TASK BRIEF:
Reproduce all entries verbatim, with nothing added or dropped.

GIVEN INFORMATION:
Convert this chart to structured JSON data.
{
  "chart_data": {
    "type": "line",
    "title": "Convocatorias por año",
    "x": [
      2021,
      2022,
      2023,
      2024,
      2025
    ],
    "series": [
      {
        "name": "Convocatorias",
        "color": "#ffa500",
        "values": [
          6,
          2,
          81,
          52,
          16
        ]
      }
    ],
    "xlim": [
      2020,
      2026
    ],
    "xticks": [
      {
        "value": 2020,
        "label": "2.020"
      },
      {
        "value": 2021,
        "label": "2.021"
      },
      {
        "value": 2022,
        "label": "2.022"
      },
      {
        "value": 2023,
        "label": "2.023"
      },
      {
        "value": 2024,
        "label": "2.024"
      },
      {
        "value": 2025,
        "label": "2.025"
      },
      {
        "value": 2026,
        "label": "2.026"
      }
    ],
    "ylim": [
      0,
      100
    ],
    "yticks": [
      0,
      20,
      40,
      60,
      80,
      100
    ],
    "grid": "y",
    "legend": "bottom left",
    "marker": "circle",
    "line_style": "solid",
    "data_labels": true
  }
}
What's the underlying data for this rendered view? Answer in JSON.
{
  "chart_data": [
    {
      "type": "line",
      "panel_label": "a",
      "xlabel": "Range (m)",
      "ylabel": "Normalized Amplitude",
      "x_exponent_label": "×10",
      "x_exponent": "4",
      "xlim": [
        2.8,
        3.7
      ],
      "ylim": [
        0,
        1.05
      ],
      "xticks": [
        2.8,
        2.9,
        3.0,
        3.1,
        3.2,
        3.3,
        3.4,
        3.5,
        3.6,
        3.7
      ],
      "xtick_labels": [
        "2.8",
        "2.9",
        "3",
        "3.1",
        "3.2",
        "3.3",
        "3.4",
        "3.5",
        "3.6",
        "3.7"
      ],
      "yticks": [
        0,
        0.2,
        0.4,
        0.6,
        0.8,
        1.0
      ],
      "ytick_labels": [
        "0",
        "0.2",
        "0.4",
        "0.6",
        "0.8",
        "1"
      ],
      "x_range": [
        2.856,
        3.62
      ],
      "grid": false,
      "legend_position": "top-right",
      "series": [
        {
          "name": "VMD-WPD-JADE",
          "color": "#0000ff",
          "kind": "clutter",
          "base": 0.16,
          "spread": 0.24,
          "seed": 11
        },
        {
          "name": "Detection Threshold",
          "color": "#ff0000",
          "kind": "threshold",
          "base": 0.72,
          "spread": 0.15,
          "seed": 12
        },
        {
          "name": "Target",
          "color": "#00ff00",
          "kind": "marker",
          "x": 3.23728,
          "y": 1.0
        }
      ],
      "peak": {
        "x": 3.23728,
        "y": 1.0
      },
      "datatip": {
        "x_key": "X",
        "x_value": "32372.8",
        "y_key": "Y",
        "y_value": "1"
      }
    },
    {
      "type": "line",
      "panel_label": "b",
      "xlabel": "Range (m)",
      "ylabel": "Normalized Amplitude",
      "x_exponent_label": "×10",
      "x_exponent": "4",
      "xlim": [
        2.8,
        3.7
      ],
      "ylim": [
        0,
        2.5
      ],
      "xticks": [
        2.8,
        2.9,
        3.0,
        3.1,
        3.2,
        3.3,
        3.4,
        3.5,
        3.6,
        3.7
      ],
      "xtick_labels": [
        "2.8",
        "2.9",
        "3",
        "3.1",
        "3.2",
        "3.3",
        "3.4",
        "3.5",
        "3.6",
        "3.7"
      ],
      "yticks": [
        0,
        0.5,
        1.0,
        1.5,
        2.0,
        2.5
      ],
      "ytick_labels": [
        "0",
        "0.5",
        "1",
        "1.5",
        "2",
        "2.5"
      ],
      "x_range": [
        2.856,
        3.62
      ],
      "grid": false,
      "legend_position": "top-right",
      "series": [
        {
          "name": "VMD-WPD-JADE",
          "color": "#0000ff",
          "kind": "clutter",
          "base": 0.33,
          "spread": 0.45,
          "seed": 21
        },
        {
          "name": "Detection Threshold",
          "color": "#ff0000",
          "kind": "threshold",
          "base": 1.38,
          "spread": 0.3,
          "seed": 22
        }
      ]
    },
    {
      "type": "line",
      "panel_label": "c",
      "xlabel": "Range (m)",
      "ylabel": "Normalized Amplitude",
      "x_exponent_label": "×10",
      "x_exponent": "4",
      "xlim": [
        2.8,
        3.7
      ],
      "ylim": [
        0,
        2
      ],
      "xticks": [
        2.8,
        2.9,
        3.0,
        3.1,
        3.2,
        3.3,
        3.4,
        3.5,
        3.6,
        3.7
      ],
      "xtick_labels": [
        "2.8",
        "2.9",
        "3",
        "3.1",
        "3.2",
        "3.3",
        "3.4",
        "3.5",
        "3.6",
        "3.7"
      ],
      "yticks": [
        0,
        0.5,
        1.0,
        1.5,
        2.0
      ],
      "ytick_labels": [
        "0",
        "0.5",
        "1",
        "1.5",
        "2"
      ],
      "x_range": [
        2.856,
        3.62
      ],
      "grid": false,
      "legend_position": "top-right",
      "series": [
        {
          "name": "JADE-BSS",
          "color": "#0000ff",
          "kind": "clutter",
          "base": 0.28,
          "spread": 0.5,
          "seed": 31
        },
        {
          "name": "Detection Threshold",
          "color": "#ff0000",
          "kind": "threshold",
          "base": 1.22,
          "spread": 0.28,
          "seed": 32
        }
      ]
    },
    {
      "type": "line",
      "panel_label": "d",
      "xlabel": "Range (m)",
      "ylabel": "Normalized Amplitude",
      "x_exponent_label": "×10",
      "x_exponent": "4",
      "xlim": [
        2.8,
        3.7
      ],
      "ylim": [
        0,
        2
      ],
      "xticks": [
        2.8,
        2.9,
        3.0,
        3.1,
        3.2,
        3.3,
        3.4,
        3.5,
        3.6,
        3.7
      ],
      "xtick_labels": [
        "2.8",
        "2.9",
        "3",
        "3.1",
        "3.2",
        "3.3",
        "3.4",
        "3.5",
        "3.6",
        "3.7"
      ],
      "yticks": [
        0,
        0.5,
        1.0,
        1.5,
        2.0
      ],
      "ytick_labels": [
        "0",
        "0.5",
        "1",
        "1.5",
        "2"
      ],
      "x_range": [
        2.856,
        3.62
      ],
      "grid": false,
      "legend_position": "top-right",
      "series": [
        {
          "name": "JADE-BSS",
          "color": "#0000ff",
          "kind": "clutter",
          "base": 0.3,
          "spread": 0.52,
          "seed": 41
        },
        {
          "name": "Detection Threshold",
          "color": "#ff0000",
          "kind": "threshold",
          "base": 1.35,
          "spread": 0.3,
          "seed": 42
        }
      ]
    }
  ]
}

FINAL RESULT:
Convert this chart to structured JSON data.
{
  "chart_data": {
    "type": "line",
    "title": "Convocatorias por año",
    "x": [
      2021,
      2022,
      2023,
      2024,
      2025
    ],
    "series": [
      {
        "name": "Convocatorias",
        "color": "#ffa500",
        "values": [
          6,
          2,
          81,
          52,
          16
        ]
      }
    ],
    "xlim": [
      2020,
      2026
    ],
    "xticks": [
      {
        "value": 2020,
        "label": "2.020"
      },
      {
        "value": 2021,
        "label": "2.021"
      },
      {
        "value": 2022,
        "label": "2.022"
      },
      {
        "value": 2023,
        "label": "2.023"
      },
      {
        "value": 2024,
        "label": "2.024"
      },
      {
        "value": 2025,
        "label": "2.025"
      },
      {
        "value": 2026,
        "label": "2.026"
      }
    ],
    "ylim": [
      0,
      100
    ],
    "yticks": [
      0,
      20,
      40,
      60,
      80,
      100
    ],
    "grid": "y",
    "legend": "bottom left",
    "marker": "circle",
    "line_style": "solid",
    "data_labels": true
  }
}
What's the underlying data for this rendered view? Answer in JSON.
{
  "chart_data": [
    {
      "type": "line",
      "panel_label": "a",
      "xlabel": "Range (m)",
      "ylabel": "Normalized Amplitude",
      "x_exponent_label": "×10",
      "x_exponent": "4",
      "xlim": [
        2.8,
        3.7
      ],
      "ylim": [
        0,
        1.05
      ],
      "xticks": [
        2.8,
        2.9,
        3.0,
        3.1,
        3.2,
        3.3,
        3.4,
        3.5,
        3.6,
        3.7
      ],
      "xtick_labels": [
        "2.8",
        "2.9",
        "3",
        "3.1",
        "3.2",
        "3.3",
        "3.4",
        "3.5",
        "3.6",
        "3.7"
      ],
      "yticks": [
        0,
        0.2,
        0.4,
        0.6,
        0.8,
        1.0
      ],
      "ytick_labels": [
        "0",
        "0.2",
        "0.4",
        "0.6",
        "0.8",
        "1"
      ],
      "x_range": [
        2.856,
        3.62
      ],
      "grid": false,
      "legend_position": "top-right",
      "series": [
        {
          "name": "VMD-WPD-JADE",
          "color": "#0000ff",
          "kind": "clutter",
          "base": 0.16,
          "spread": 0.24,
          "seed": 11
        },
        {
          "name": "Detection Threshold",
          "color": "#ff0000",
          "kind": "threshold",
          "base": 0.72,
          "spread": 0.15,
          "seed": 12
        },
        {
          "name": "Target",
          "color": "#00ff00",
          "kind": "marker",
          "x": 3.23728,
          "y": 1.0
        }
      ],
      "peak": {
        "x": 3.23728,
        "y": 1.0
      },
      "datatip": {
        "x_key": "X",
        "x_value": "32372.8",
        "y_key": "Y",
        "y_value": "1"
      }
    },
    {
      "type": "line",
      "panel_label": "b",
      "xlabel": "Range (m)",
      "ylabel": "Normalized Amplitude",
      "x_exponent_label": "×10",
      "x_exponent": "4",
      "xlim": [
        2.8,
        3.7
      ],
      "ylim": [
        0,
        2.5
      ],
      "xticks": [
        2.8,
        2.9,
        3.0,
        3.1,
        3.2,
        3.3,
        3.4,
        3.5,
        3.6,
        3.7
      ],
      "xtick_labels": [
        "2.8",
        "2.9",
        "3",
        "3.1",
        "3.2",
        "3.3",
        "3.4",
        "3.5",
        "3.6",
        "3.7"
      ],
      "yticks": [
        0,
        0.5,
        1.0,
        1.5,
        2.0,
        2.5
      ],
      "ytick_labels": [
        "0",
        "0.5",
        "1",
        "1.5",
        "2",
        "2.5"
      ],
      "x_range": [
        2.856,
        3.62
      ],
      "grid": false,
      "legend_position": "top-right",
      "series": [
        {
          "name": "VMD-WPD-JADE",
          "color": "#0000ff",
          "kind": "clutter",
          "base": 0.33,
          "spread": 0.45,
          "seed": 21
        },
        {
          "name": "Detection Threshold",
          "color": "#ff0000",
          "kind": "threshold",
          "base": 1.38,
          "spread": 0.3,
          "seed": 22
        }
      ]
    },
    {
      "type": "line",
      "panel_label": "c",
      "xlabel": "Range (m)",
      "ylabel": "Normalized Amplitude",
      "x_exponent_label": "×10",
      "x_exponent": "4",
      "xlim": [
        2.8,
        3.7
      ],
      "ylim": [
        0,
        2
      ],
      "xticks": [
        2.8,
        2.9,
        3.0,
        3.1,
        3.2,
        3.3,
        3.4,
        3.5,
        3.6,
        3.7
      ],
      "xtick_labels": [
        "2.8",
        "2.9",
        "3",
        "3.1",
        "3.2",
        "3.3",
        "3.4",
        "3.5",
        "3.6",
        "3.7"
      ],
      "yticks": [
        0,
        0.5,
        1.0,
        1.5,
        2.0
      ],
      "ytick_labels": [
        "0",
        "0.5",
        "1",
        "1.5",
        "2"
      ],
      "x_range": [
        2.856,
        3.62
      ],
      "grid": false,
      "legend_position": "top-right",
      "series": [
        {
          "name": "JADE-BSS",
          "color": "#0000ff",
          "kind": "clutter",
          "base": 0.28,
          "spread": 0.5,
          "seed": 31
        },
        {
          "name": "Detection Threshold",
          "color": "#ff0000",
          "kind": "threshold",
          "base": 1.22,
          "spread": 0.28,
          "seed": 32
        }
      ]
    },
    {
      "type": "line",
      "panel_label": "d",
      "xlabel": "Range (m)",
      "ylabel": "Normalized Amplitude",
      "x_exponent_label": "×10",
      "x_exponent": "4",
      "xlim": [
        2.8,
        3.7
      ],
      "ylim": [
        0,
        2
      ],
      "xticks": [
        2.8,
        2.9,
        3.0,
        3.1,
        3.2,
        3.3,
        3.4,
        3.5,
        3.6,
        3.7
      ],
      "xtick_labels": [
        "2.8",
        "2.9",
        "3",
        "3.1",
        "3.2",
        "3.3",
        "3.4",
        "3.5",
        "3.6",
        "3.7"
      ],
      "yticks": [
        0,
        0.5,
        1.0,
        1.5,
        2.0
      ],
      "ytick_labels": [
        "0",
        "0.5",
        "1",
        "1.5",
        "2"
      ],
      "x_range": [
        2.856,
        3.62
      ],
      "grid": false,
      "legend_position": "top-right",
      "series": [
        {
          "name": "JADE-BSS",
          "color": "#0000ff",
          "kind": "clutter",
          "base": 0.3,
          "spread": 0.52,
          "seed": 41
        },
        {
          "name": "Detection Threshold",
          "color": "#ff0000",
          "kind": "threshold",
          "base": 1.35,
          "spread": 0.3,
          "seed": 42
        }
      ]
    }
  ]
}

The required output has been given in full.